Written request :: Please transcribe the data below exactly. Leave the pictures out.

Records for processing ::
-- Start --
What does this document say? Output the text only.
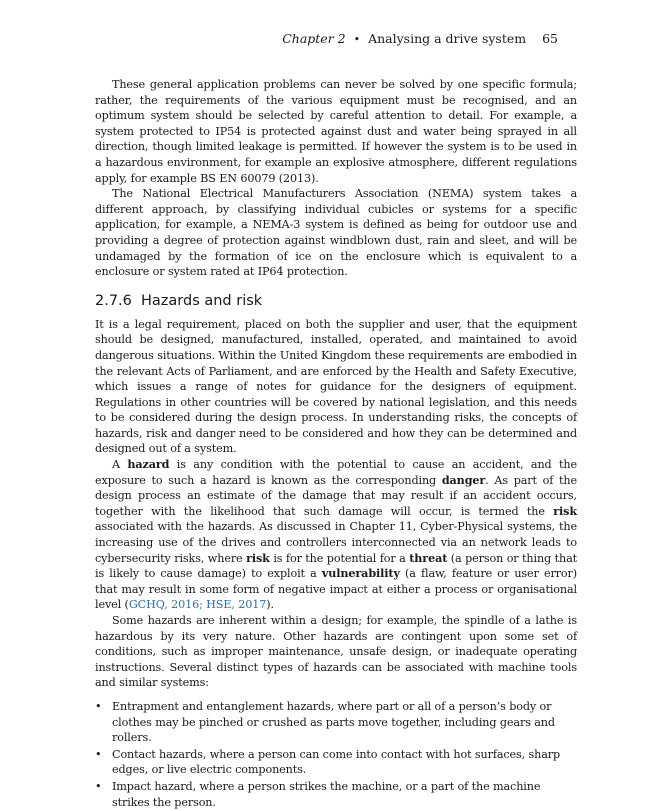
Chapter 2 • Analysing a drive system 65

These general application problems can never be solved by one specific formula; rather, the requirements of the various equipment must be recognised, and an optimum system should be selected by careful attention to detail. For example, a system protected to IP54 is protected against dust and water being sprayed in all direction, though limited leakage is permitted. If however the system is to be used in a hazardous environment, for example an explosive atmosphere, different regulations apply, for example BS EN 60079 (2013).

The National Electrical Manufacturers Association (NEMA) system takes a different approach, by classifying individual cubicles or systems for a specific application, for example, a NEMA-3 system is defined as being for outdoor use and providing a degree of protection against windblown dust, rain and sleet, and will be undamaged by the formation of ice on the enclosure which is equivalent to a enclosure or system rated at IP64 protection.

2.7.6 Hazards and risk

It is a legal requirement, placed on both the supplier and user, that the equipment should be designed, manufactured, installed, operated, and maintained to avoid dangerous situations. Within the United Kingdom these requirements are embodied in the relevant Acts of Parliament, and are enforced by the Health and Safety Executive, which issues a range of notes for guidance for the designers of equipment. Regulations in other countries will be covered by national legislation, and this needs to be considered during the design process. In understanding risks, the concepts of hazards, risk and danger need to be considered and how they can be determined and designed out of a system.

A hazard is any condition with the potential to cause an accident, and the exposure to such a hazard is known as the corresponding danger. As part of the design process an estimate of the damage that may result if an accident occurs, together with the likelihood that such damage will occur, is termed the risk associated with the hazards. As discussed in Chapter 11, Cyber-Physical systems, the increasing use of the drives and controllers interconnected via an network leads to cybersecurity risks, where risk is for the potential for a threat (a person or thing that is likely to cause damage) to exploit a vulnerability (a flaw, feature or user error) that may result in some form of negative impact at either a process or organisational level (GCHQ, 2016; HSE, 2017).

Some hazards are inherent within a design; for example, the spindle of a lathe is hazardous by its very nature. Other hazards are contingent upon some set of conditions, such as improper maintenance, unsafe design, or inadequate operating instructions. Several distinct types of hazards can be associated with machine tools and similar systems:

• Entrapment and entanglement hazards, where part or all of a person’s body or clothes may be pinched or crushed as parts move together, including gears and rollers.
• Contact hazards, where a person can come into contact with hot surfaces, sharp edges, or live electric components.
• Impact hazard, where a person strikes the machine, or a part of the machine strikes the person.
-- End --
Exercise output ::
What does this document say? Output the text only.
Chapter 2 • Analysing a drive system 65

These general application problems can never be solved by one specific formula; rather, the requirements of the various equipment must be recognised, and an optimum system should be selected by careful attention to detail. For example, a system protected to IP54 is protected against dust and water being sprayed in all direction, though limited leakage is permitted. If however the system is to be used in a hazardous environment, for example an explosive atmosphere, different regulations apply, for example BS EN 60079 (2013).

The National Electrical Manufacturers Association (NEMA) system takes a different approach, by classifying individual cubicles or systems for a specific application, for example, a NEMA-3 system is defined as being for outdoor use and providing a degree of protection against windblown dust, rain and sleet, and will be undamaged by the formation of ice on the enclosure which is equivalent to a enclosure or system rated at IP64 protection.

2.7.6 Hazards and risk

It is a legal requirement, placed on both the supplier and user, that the equipment should be designed, manufactured, installed, operated, and maintained to avoid dangerous situations. Within the United Kingdom these requirements are embodied in the relevant Acts of Parliament, and are enforced by the Health and Safety Executive, which issues a range of notes for guidance for the designers of equipment. Regulations in other countries will be covered by national legislation, and this needs to be considered during the design process. In understanding risks, the concepts of hazards, risk and danger need to be considered and how they can be determined and designed out of a system.

A hazard is any condition with the potential to cause an accident, and the exposure to such a hazard is known as the corresponding danger. As part of the design process an estimate of the damage that may result if an accident occurs, together with the likelihood that such damage will occur, is termed the risk associated with the hazards. As discussed in Chapter 11, Cyber-Physical systems, the increasing use of the drives and controllers interconnected via an network leads to cybersecurity risks, where risk is for the potential for a threat (a person or thing that is likely to cause damage) to exploit a vulnerability (a flaw, feature or user error) that may result in some form of negative impact at either a process or organisational level (GCHQ, 2016; HSE, 2017).

Some hazards are inherent within a design; for example, the spindle of a lathe is hazardous by its very nature. Other hazards are contingent upon some set of conditions, such as improper maintenance, unsafe design, or inadequate operating instructions. Several distinct types of hazards can be associated with machine tools and similar systems:

• Entrapment and entanglement hazards, where part or all of a person’s body or clothes may be pinched or crushed as parts move together, including gears and rollers.
• Contact hazards, where a person can come into contact with hot surfaces, sharp edges, or live electric components.
• Impact hazard, where a person strikes the machine, or a part of the machine strikes the person.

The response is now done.